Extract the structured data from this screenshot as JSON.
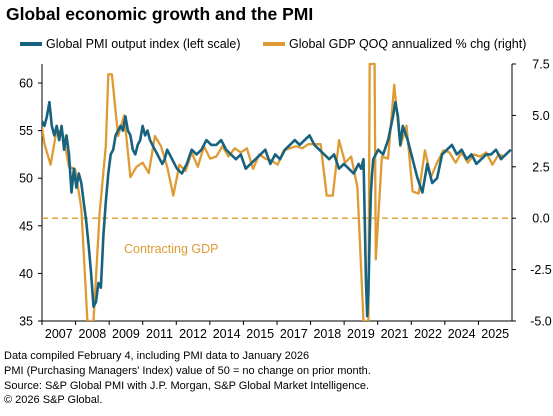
{
  "title": "Global economic growth and the PMI",
  "chart_data": {
    "type": "line",
    "title": "Global economic growth and the PMI",
    "grid": false,
    "legend_position": "top",
    "x_ticks": [
      "2007",
      "2008",
      "2009",
      "2011",
      "2012",
      "2014",
      "2015",
      "2017",
      "2018",
      "2019",
      "2021",
      "2022",
      "2024",
      "2025"
    ],
    "y_left": {
      "ticks": [
        "35",
        "40",
        "45",
        "50",
        "55",
        "60"
      ],
      "range": [
        35,
        62
      ]
    },
    "y_right": {
      "ticks": [
        "-5.0",
        "-2.5",
        "0.0",
        "2.5",
        "5.0",
        "7.5"
      ],
      "range": [
        -5.0,
        7.5
      ]
    },
    "series": [
      {
        "name": "Global PMI output index (left scale)",
        "axis": "left",
        "color": "#17637f",
        "x": [
          2006.9,
          2007.0,
          2007.1,
          2007.2,
          2007.3,
          2007.4,
          2007.5,
          2007.6,
          2007.7,
          2007.8,
          2007.9,
          2008.0,
          2008.1,
          2008.2,
          2008.3,
          2008.4,
          2008.5,
          2008.6,
          2008.7,
          2008.8,
          2008.9,
          2009.0,
          2009.1,
          2009.2,
          2009.3,
          2009.4,
          2009.5,
          2009.6,
          2009.7,
          2009.8,
          2009.9,
          2010.0,
          2010.1,
          2010.2,
          2010.3,
          2010.4,
          2010.5,
          2010.6,
          2010.7,
          2010.8,
          2010.9,
          2011.0,
          2011.1,
          2011.2,
          2011.3,
          2011.4,
          2011.5,
          2011.6,
          2011.7,
          2011.8,
          2011.9,
          2012.0,
          2012.2,
          2012.4,
          2012.6,
          2012.8,
          2013.0,
          2013.2,
          2013.4,
          2013.6,
          2013.8,
          2014.0,
          2014.2,
          2014.4,
          2014.6,
          2014.8,
          2015.0,
          2015.2,
          2015.4,
          2015.6,
          2015.8,
          2016.0,
          2016.2,
          2016.4,
          2016.6,
          2016.8,
          2017.0,
          2017.2,
          2017.4,
          2017.6,
          2017.8,
          2018.0,
          2018.2,
          2018.4,
          2018.6,
          2018.8,
          2019.0,
          2019.2,
          2019.4,
          2019.6,
          2019.8,
          2019.9,
          2020.0,
          2020.05,
          2020.1,
          2020.15,
          2020.2,
          2020.25,
          2020.3,
          2020.35,
          2020.4,
          2020.5,
          2020.6,
          2020.8,
          2021.0,
          2021.2,
          2021.3,
          2021.4,
          2021.5,
          2021.6,
          2021.8,
          2022.0,
          2022.2,
          2022.4,
          2022.6,
          2022.8,
          2023.0,
          2023.2,
          2023.4,
          2023.6,
          2023.8,
          2024.0,
          2024.2,
          2024.4,
          2024.6,
          2024.8,
          2025.0,
          2025.2,
          2025.4,
          2025.6,
          2025.8,
          2026.0
        ],
        "values": [
          56.0,
          55.5,
          56.5,
          58.0,
          55.5,
          54.5,
          55.5,
          54.0,
          55.5,
          53.0,
          54.5,
          52.5,
          48.5,
          51.0,
          49.0,
          50.5,
          49.5,
          47.5,
          45.5,
          43.0,
          40.0,
          36.5,
          37.0,
          39.0,
          38.5,
          44.0,
          47.5,
          50.5,
          52.5,
          53.0,
          54.5,
          55.0,
          55.5,
          55.0,
          56.5,
          55.0,
          54.5,
          53.0,
          52.5,
          53.5,
          54.0,
          55.5,
          54.5,
          55.0,
          54.0,
          53.5,
          53.0,
          52.5,
          52.0,
          51.5,
          52.0,
          53.0,
          52.0,
          51.0,
          50.5,
          51.5,
          53.0,
          52.5,
          53.0,
          54.0,
          53.5,
          53.5,
          54.0,
          53.0,
          52.5,
          52.0,
          52.5,
          51.0,
          51.5,
          52.0,
          52.5,
          53.0,
          51.5,
          52.5,
          52.0,
          53.0,
          53.5,
          54.0,
          53.5,
          54.0,
          54.5,
          53.5,
          53.0,
          52.5,
          52.0,
          52.5,
          51.0,
          51.5,
          51.0,
          50.5,
          51.5,
          51.0,
          52.0,
          46.0,
          39.0,
          35.5,
          38.0,
          44.0,
          48.5,
          50.5,
          52.0,
          52.5,
          53.0,
          52.5,
          54.0,
          56.5,
          58.0,
          56.5,
          53.5,
          55.5,
          54.0,
          52.0,
          50.0,
          48.5,
          51.5,
          49.5,
          50.0,
          52.5,
          53.0,
          53.5,
          52.5,
          53.0,
          52.0,
          52.5,
          51.5,
          52.0,
          52.5,
          52.5,
          53.0,
          52.0,
          52.5,
          53.0
        ]
      },
      {
        "name": "Global GDP QOQ annualized % chg (right)",
        "axis": "right",
        "color": "#df9b33",
        "x": [
          2006.9,
          2007.0,
          2007.25,
          2007.5,
          2007.75,
          2008.0,
          2008.25,
          2008.5,
          2008.75,
          2009.0,
          2009.25,
          2009.5,
          2009.6,
          2009.75,
          2010.0,
          2010.25,
          2010.5,
          2010.75,
          2011.0,
          2011.25,
          2011.5,
          2011.75,
          2012.0,
          2012.25,
          2012.5,
          2012.75,
          2013.0,
          2013.25,
          2013.5,
          2013.75,
          2014.0,
          2014.25,
          2014.5,
          2014.75,
          2015.0,
          2015.25,
          2015.5,
          2015.75,
          2016.0,
          2016.25,
          2016.5,
          2016.75,
          2017.0,
          2017.25,
          2017.5,
          2017.75,
          2018.0,
          2018.25,
          2018.5,
          2018.75,
          2019.0,
          2019.25,
          2019.5,
          2019.75,
          2020.0,
          2020.2,
          2020.25,
          2020.45,
          2020.5,
          2020.75,
          2021.0,
          2021.25,
          2021.5,
          2021.75,
          2022.0,
          2022.25,
          2022.5,
          2022.75,
          2023.0,
          2023.25,
          2023.5,
          2023.75,
          2024.0,
          2024.25,
          2024.5,
          2024.75,
          2025.0,
          2025.25,
          2025.5,
          2025.75
        ],
        "values": [
          4.4,
          3.6,
          2.6,
          4.3,
          4.1,
          2.5,
          2.4,
          0.5,
          -5.0,
          -5.0,
          0.3,
          3.5,
          7.0,
          7.0,
          4.0,
          5.0,
          2.0,
          2.5,
          2.7,
          2.2,
          4.0,
          3.5,
          2.5,
          1.1,
          2.6,
          2.3,
          3.2,
          2.5,
          3.5,
          2.9,
          3.0,
          3.5,
          3.0,
          3.4,
          3.2,
          3.4,
          2.4,
          3.1,
          2.9,
          2.8,
          2.6,
          3.3,
          3.4,
          3.5,
          3.4,
          3.6,
          3.6,
          3.6,
          1.1,
          1.1,
          3.8,
          2.7,
          3.0,
          1.5,
          -5.0,
          -5.0,
          7.5,
          7.5,
          -2.0,
          3.0,
          2.9,
          6.5,
          3.5,
          4.5,
          1.3,
          1.2,
          3.3,
          2.0,
          2.7,
          3.3,
          3.2,
          2.7,
          3.2,
          2.7,
          3.1,
          3.0,
          3.2,
          2.6,
          3.1,
          3.0
        ]
      }
    ],
    "reference_line": {
      "axis": "right",
      "value": 0.0,
      "color": "#df9b33",
      "style": "dashed"
    },
    "annotations": [
      {
        "text": "Contracting GDP",
        "color": "#df9b33"
      }
    ]
  },
  "footnotes": [
    "Data compiled February 4, including PMI data to January 2026",
    "PMI (Purchasing Managers' Index) value of 50 = no change on prior month.",
    "Source: S&P Global PMI with J.P. Morgan, S&P Global Market Intelligence.",
    "© 2026 S&P Global."
  ]
}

* **What to produce**:
Every line is to be duplicated exactly, though pictures stay out.

* **Answer below**:
Extract the structured data from this screenshot as JSON.
{
  "title": "Global economic growth and the PMI",
  "chart_data": {
    "type": "line",
    "title": "Global economic growth and the PMI",
    "grid": false,
    "legend_position": "top",
    "x_ticks": [
      "2007",
      "2008",
      "2009",
      "2011",
      "2012",
      "2014",
      "2015",
      "2017",
      "2018",
      "2019",
      "2021",
      "2022",
      "2024",
      "2025"
    ],
    "y_left": {
      "ticks": [
        "35",
        "40",
        "45",
        "50",
        "55",
        "60"
      ],
      "range": [
        35,
        62
      ]
    },
    "y_right": {
      "ticks": [
        "-5.0",
        "-2.5",
        "0.0",
        "2.5",
        "5.0",
        "7.5"
      ],
      "range": [
        -5.0,
        7.5
      ]
    },
    "series": [
      {
        "name": "Global PMI output index (left scale)",
        "axis": "left",
        "color": "#17637f",
        "x": [
          2006.9,
          2007.0,
          2007.1,
          2007.2,
          2007.3,
          2007.4,
          2007.5,
          2007.6,
          2007.7,
          2007.8,
          2007.9,
          2008.0,
          2008.1,
          2008.2,
          2008.3,
          2008.4,
          2008.5,
          2008.6,
          2008.7,
          2008.8,
          2008.9,
          2009.0,
          2009.1,
          2009.2,
          2009.3,
          2009.4,
          2009.5,
          2009.6,
          2009.7,
          2009.8,
          2009.9,
          2010.0,
          2010.1,
          2010.2,
          2010.3,
          2010.4,
          2010.5,
          2010.6,
          2010.7,
          2010.8,
          2010.9,
          2011.0,
          2011.1,
          2011.2,
          2011.3,
          2011.4,
          2011.5,
          2011.6,
          2011.7,
          2011.8,
          2011.9,
          2012.0,
          2012.2,
          2012.4,
          2012.6,
          2012.8,
          2013.0,
          2013.2,
          2013.4,
          2013.6,
          2013.8,
          2014.0,
          2014.2,
          2014.4,
          2014.6,
          2014.8,
          2015.0,
          2015.2,
          2015.4,
          2015.6,
          2015.8,
          2016.0,
          2016.2,
          2016.4,
          2016.6,
          2016.8,
          2017.0,
          2017.2,
          2017.4,
          2017.6,
          2017.8,
          2018.0,
          2018.2,
          2018.4,
          2018.6,
          2018.8,
          2019.0,
          2019.2,
          2019.4,
          2019.6,
          2019.8,
          2019.9,
          2020.0,
          2020.05,
          2020.1,
          2020.15,
          2020.2,
          2020.25,
          2020.3,
          2020.35,
          2020.4,
          2020.5,
          2020.6,
          2020.8,
          2021.0,
          2021.2,
          2021.3,
          2021.4,
          2021.5,
          2021.6,
          2021.8,
          2022.0,
          2022.2,
          2022.4,
          2022.6,
          2022.8,
          2023.0,
          2023.2,
          2023.4,
          2023.6,
          2023.8,
          2024.0,
          2024.2,
          2024.4,
          2024.6,
          2024.8,
          2025.0,
          2025.2,
          2025.4,
          2025.6,
          2025.8,
          2026.0
        ],
        "values": [
          56.0,
          55.5,
          56.5,
          58.0,
          55.5,
          54.5,
          55.5,
          54.0,
          55.5,
          53.0,
          54.5,
          52.5,
          48.5,
          51.0,
          49.0,
          50.5,
          49.5,
          47.5,
          45.5,
          43.0,
          40.0,
          36.5,
          37.0,
          39.0,
          38.5,
          44.0,
          47.5,
          50.5,
          52.5,
          53.0,
          54.5,
          55.0,
          55.5,
          55.0,
          56.5,
          55.0,
          54.5,
          53.0,
          52.5,
          53.5,
          54.0,
          55.5,
          54.5,
          55.0,
          54.0,
          53.5,
          53.0,
          52.5,
          52.0,
          51.5,
          52.0,
          53.0,
          52.0,
          51.0,
          50.5,
          51.5,
          53.0,
          52.5,
          53.0,
          54.0,
          53.5,
          53.5,
          54.0,
          53.0,
          52.5,
          52.0,
          52.5,
          51.0,
          51.5,
          52.0,
          52.5,
          53.0,
          51.5,
          52.5,
          52.0,
          53.0,
          53.5,
          54.0,
          53.5,
          54.0,
          54.5,
          53.5,
          53.0,
          52.5,
          52.0,
          52.5,
          51.0,
          51.5,
          51.0,
          50.5,
          51.5,
          51.0,
          52.0,
          46.0,
          39.0,
          35.5,
          38.0,
          44.0,
          48.5,
          50.5,
          52.0,
          52.5,
          53.0,
          52.5,
          54.0,
          56.5,
          58.0,
          56.5,
          53.5,
          55.5,
          54.0,
          52.0,
          50.0,
          48.5,
          51.5,
          49.5,
          50.0,
          52.5,
          53.0,
          53.5,
          52.5,
          53.0,
          52.0,
          52.5,
          51.5,
          52.0,
          52.5,
          52.5,
          53.0,
          52.0,
          52.5,
          53.0
        ]
      },
      {
        "name": "Global GDP QOQ annualized % chg (right)",
        "axis": "right",
        "color": "#df9b33",
        "x": [
          2006.9,
          2007.0,
          2007.25,
          2007.5,
          2007.75,
          2008.0,
          2008.25,
          2008.5,
          2008.75,
          2009.0,
          2009.25,
          2009.5,
          2009.6,
          2009.75,
          2010.0,
          2010.25,
          2010.5,
          2010.75,
          2011.0,
          2011.25,
          2011.5,
          2011.75,
          2012.0,
          2012.25,
          2012.5,
          2012.75,
          2013.0,
          2013.25,
          2013.5,
          2013.75,
          2014.0,
          2014.25,
          2014.5,
          2014.75,
          2015.0,
          2015.25,
          2015.5,
          2015.75,
          2016.0,
          2016.25,
          2016.5,
          2016.75,
          2017.0,
          2017.25,
          2017.5,
          2017.75,
          2018.0,
          2018.25,
          2018.5,
          2018.75,
          2019.0,
          2019.25,
          2019.5,
          2019.75,
          2020.0,
          2020.2,
          2020.25,
          2020.45,
          2020.5,
          2020.75,
          2021.0,
          2021.25,
          2021.5,
          2021.75,
          2022.0,
          2022.25,
          2022.5,
          2022.75,
          2023.0,
          2023.25,
          2023.5,
          2023.75,
          2024.0,
          2024.25,
          2024.5,
          2024.75,
          2025.0,
          2025.25,
          2025.5,
          2025.75
        ],
        "values": [
          4.4,
          3.6,
          2.6,
          4.3,
          4.1,
          2.5,
          2.4,
          0.5,
          -5.0,
          -5.0,
          0.3,
          3.5,
          7.0,
          7.0,
          4.0,
          5.0,
          2.0,
          2.5,
          2.7,
          2.2,
          4.0,
          3.5,
          2.5,
          1.1,
          2.6,
          2.3,
          3.2,
          2.5,
          3.5,
          2.9,
          3.0,
          3.5,
          3.0,
          3.4,
          3.2,
          3.4,
          2.4,
          3.1,
          2.9,
          2.8,
          2.6,
          3.3,
          3.4,
          3.5,
          3.4,
          3.6,
          3.6,
          3.6,
          1.1,
          1.1,
          3.8,
          2.7,
          3.0,
          1.5,
          -5.0,
          -5.0,
          7.5,
          7.5,
          -2.0,
          3.0,
          2.9,
          6.5,
          3.5,
          4.5,
          1.3,
          1.2,
          3.3,
          2.0,
          2.7,
          3.3,
          3.2,
          2.7,
          3.2,
          2.7,
          3.1,
          3.0,
          3.2,
          2.6,
          3.1,
          3.0
        ]
      }
    ],
    "reference_line": {
      "axis": "right",
      "value": 0.0,
      "color": "#df9b33",
      "style": "dashed"
    },
    "annotations": [
      {
        "text": "Contracting GDP",
        "color": "#df9b33"
      }
    ]
  },
  "footnotes": [
    "Data compiled February 4, including PMI data to January 2026",
    "PMI (Purchasing Managers' Index) value of 50 = no change on prior month.",
    "Source: S&P Global PMI with J.P. Morgan, S&P Global Market Intelligence.",
    "© 2026 S&P Global."
  ]
}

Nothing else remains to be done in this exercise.